↓↓↓
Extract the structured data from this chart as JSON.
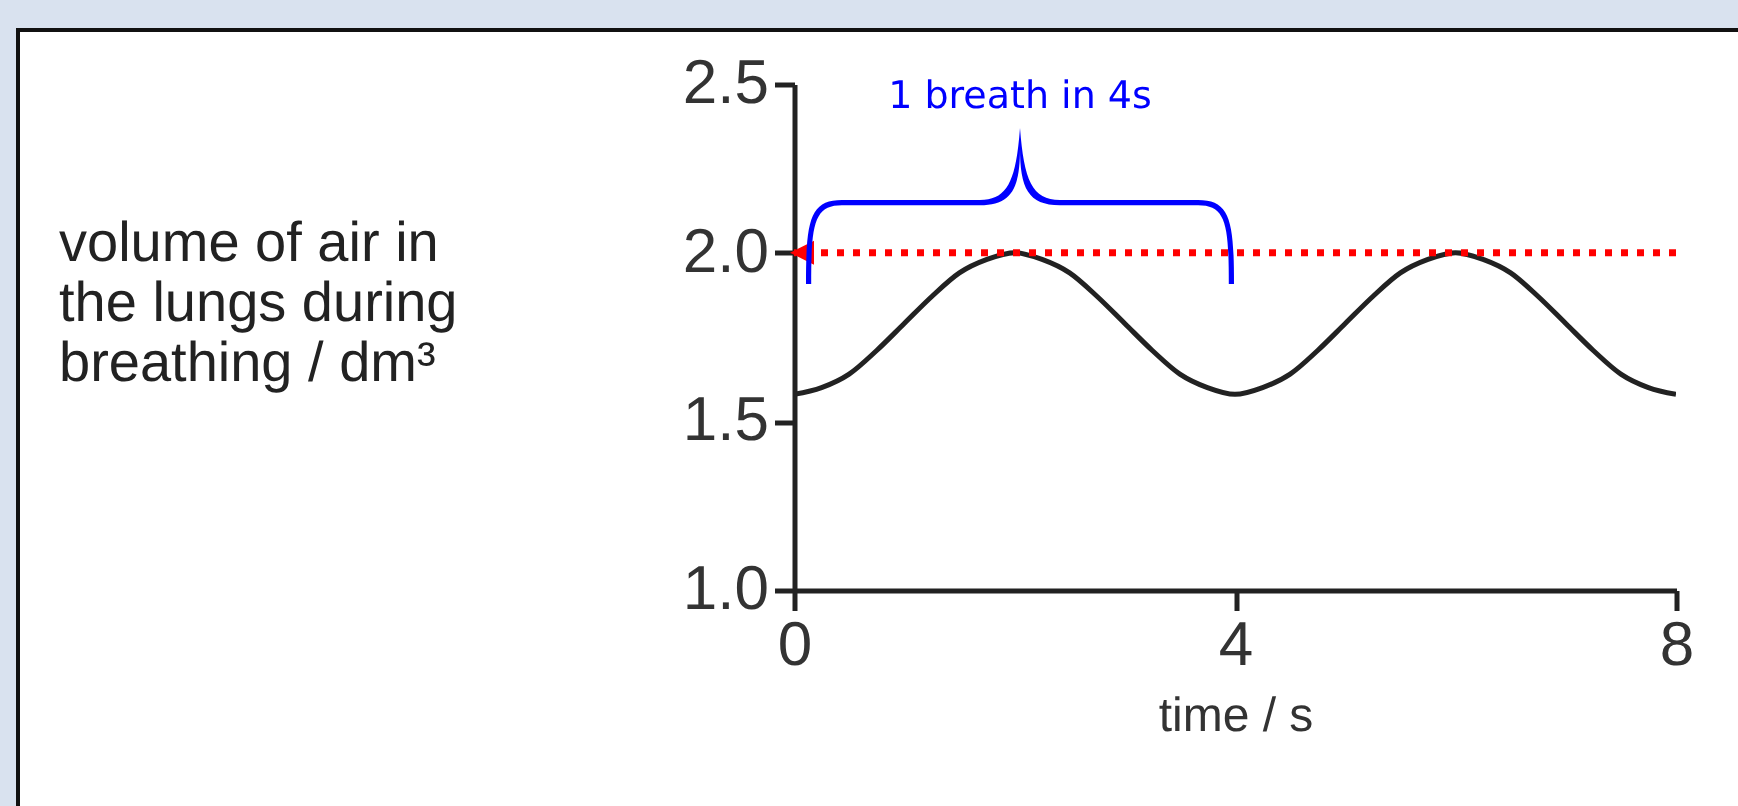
{
  "chart_data": {
    "type": "line",
    "xlabel": "time / s",
    "ylabel": "volume of air in the lungs during breathing / dm³",
    "x": [
      0,
      0.25,
      0.5,
      0.75,
      1,
      1.25,
      1.5,
      1.75,
      2,
      2.25,
      2.5,
      2.75,
      3,
      3.25,
      3.5,
      3.75,
      4,
      4.25,
      4.5,
      4.75,
      5,
      5.25,
      5.5,
      5.75,
      6,
      6.25,
      6.5,
      6.75,
      7,
      7.25,
      7.5,
      7.75,
      8
    ],
    "series": [
      {
        "color": "#222222",
        "values": [
          1.58,
          1.6,
          1.64,
          1.71,
          1.79,
          1.87,
          1.94,
          1.98,
          2.0,
          1.98,
          1.94,
          1.87,
          1.79,
          1.71,
          1.64,
          1.6,
          1.58,
          1.6,
          1.64,
          1.71,
          1.79,
          1.87,
          1.94,
          1.98,
          2.0,
          1.98,
          1.94,
          1.87,
          1.79,
          1.71,
          1.64,
          1.6,
          1.58
        ]
      }
    ],
    "xlim": [
      0,
      8
    ],
    "xticks": [
      0,
      4,
      8
    ],
    "ylim": [
      1.0,
      2.5
    ],
    "yticks": [
      {
        "value": 1.0,
        "label": "1.0"
      },
      {
        "value": 1.5,
        "label": "1.5"
      },
      {
        "value": 2.0,
        "label": "2.0"
      },
      {
        "value": 2.5,
        "label": "2.5"
      }
    ],
    "ref_lines": [
      {
        "axis": "y",
        "value": 2.0,
        "color": "#ff0000",
        "line_style": "dotted"
      }
    ],
    "annotations": [
      "1 breath in 4s"
    ],
    "grid": false,
    "marker": "none",
    "line_style": "solid"
  }
}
↑↑↑
__The exercise__: Quote every entry exactly, with the pictures omitted.

__Result of the exercise__:
Extract the structured data from this chart as JSON.
{
  "chart_data": {
    "type": "line",
    "xlabel": "time / s",
    "ylabel": "volume of air in the lungs during breathing / dm³",
    "x": [
      0,
      0.25,
      0.5,
      0.75,
      1,
      1.25,
      1.5,
      1.75,
      2,
      2.25,
      2.5,
      2.75,
      3,
      3.25,
      3.5,
      3.75,
      4,
      4.25,
      4.5,
      4.75,
      5,
      5.25,
      5.5,
      5.75,
      6,
      6.25,
      6.5,
      6.75,
      7,
      7.25,
      7.5,
      7.75,
      8
    ],
    "series": [
      {
        "color": "#222222",
        "values": [
          1.58,
          1.6,
          1.64,
          1.71,
          1.79,
          1.87,
          1.94,
          1.98,
          2.0,
          1.98,
          1.94,
          1.87,
          1.79,
          1.71,
          1.64,
          1.6,
          1.58,
          1.6,
          1.64,
          1.71,
          1.79,
          1.87,
          1.94,
          1.98,
          2.0,
          1.98,
          1.94,
          1.87,
          1.79,
          1.71,
          1.64,
          1.6,
          1.58
        ]
      }
    ],
    "xlim": [
      0,
      8
    ],
    "xticks": [
      0,
      4,
      8
    ],
    "ylim": [
      1.0,
      2.5
    ],
    "yticks": [
      {
        "value": 1.0,
        "label": "1.0"
      },
      {
        "value": 1.5,
        "label": "1.5"
      },
      {
        "value": 2.0,
        "label": "2.0"
      },
      {
        "value": 2.5,
        "label": "2.5"
      }
    ],
    "ref_lines": [
      {
        "axis": "y",
        "value": 2.0,
        "color": "#ff0000",
        "line_style": "dotted"
      }
    ],
    "annotations": [
      "1 breath in 4s"
    ],
    "grid": false,
    "marker": "none",
    "line_style": "solid"
  }
}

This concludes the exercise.